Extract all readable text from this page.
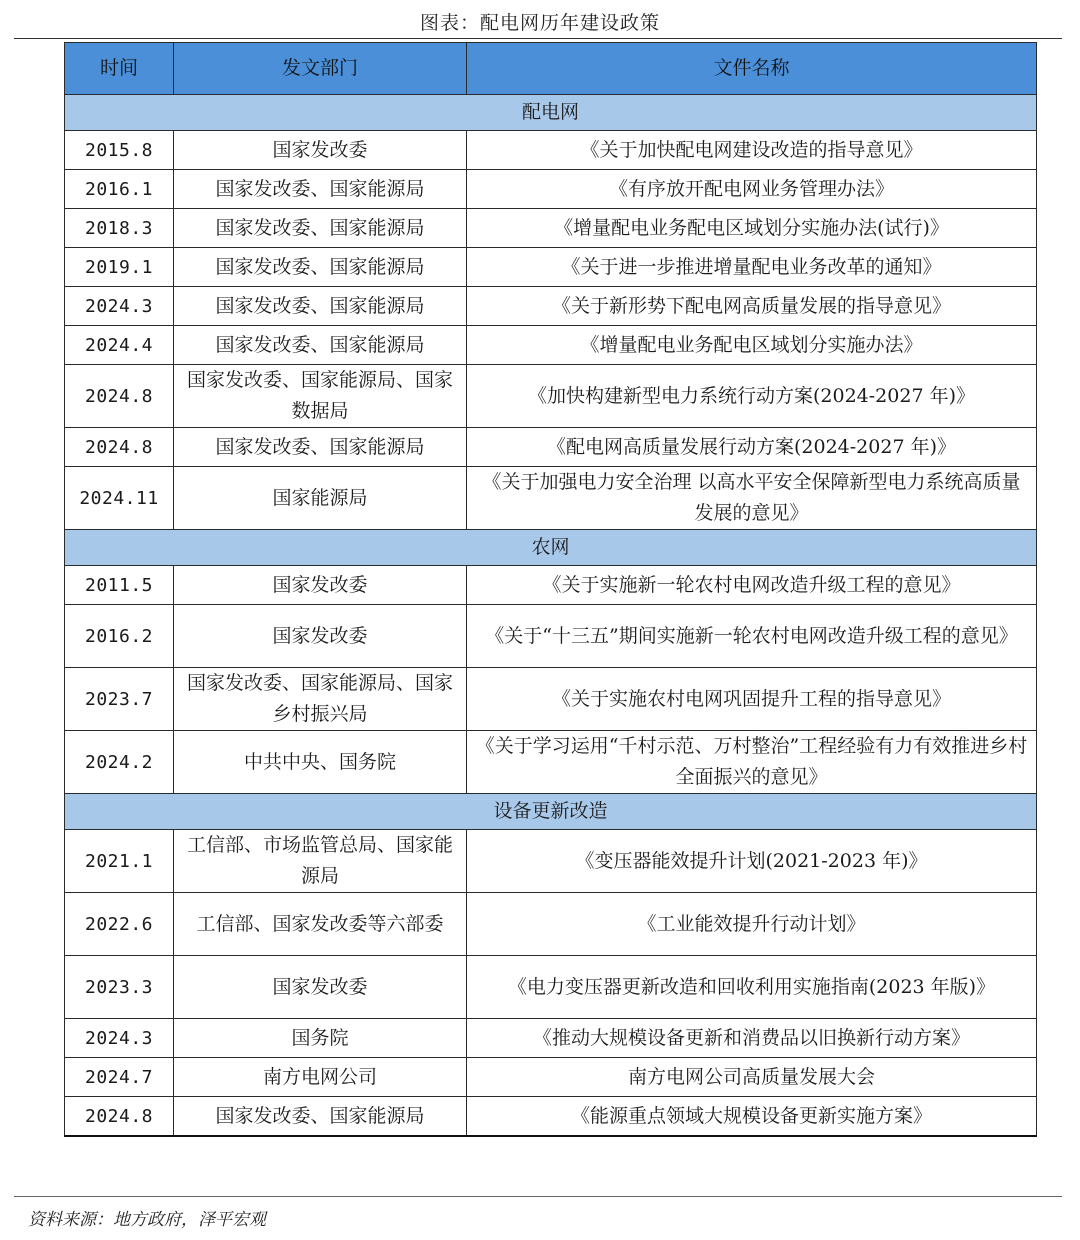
图表：配电网历年建设政策
时间	发文部门	文件名称
配电网		
2015.8	国家发改委	《关于加快配电网建设改造的指导意见》
2016.1	国家发改委、国家能源局	《有序放开配电网业务管理办法》
2018.3	国家发改委、国家能源局	《增量配电业务配电区域划分实施办法(试行)》
2019.1	国家发改委、国家能源局	《关于进一步推进增量配电业务改革的通知》
2024.3	国家发改委、国家能源局	《关于新形势下配电网高质量发展的指导意见》
2024.4	国家发改委、国家能源局	《增量配电业务配电区域划分实施办法》
2024.8	国家发改委、国家能源局、国家数据局	《加快构建新型电力系统行动方案(2024-2027 年)》
2024.8	国家发改委、国家能源局	《配电网高质量发展行动方案(2024-2027 年)》
2024.11	国家能源局	《关于加强电力安全治理 以高水平安全保障新型电力系统高质量发展的意见》
农网		
2011.5	国家发改委	《关于实施新一轮农村电网改造升级工程的意见》
2016.2	国家发改委	《关于“十三五”期间实施新一轮农村电网改造升级工程的意见》
2023.7	国家发改委、国家能源局、国家乡村振兴局	《关于实施农村电网巩固提升工程的指导意见》
2024.2	中共中央、国务院	《关于学习运用“千村示范、万村整治”工程经验有力有效推进乡村全面振兴的意见》
设备更新改造		
2021.1	工信部、市场监管总局、国家能源局	《变压器能效提升计划(2021-2023 年)》
2022.6	工信部、国家发改委等六部委	《工业能效提升行动计划》
2023.3	国家发改委	《电力变压器更新改造和回收利用实施指南(2023 年版)》
2024.3	国务院	《推动大规模设备更新和消费品以旧换新行动方案》
2024.7	南方电网公司	南方电网公司高质量发展大会
2024.8	国家发改委、国家能源局	《能源重点领域大规模设备更新实施方案》
资料来源：地方政府，泽平宏观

:::::

* _PROBLEM STATEMENT_
Indicate how many lines of the material include the word "国家能源局"; the number alone is required.

* _TASK RESPONSE_
11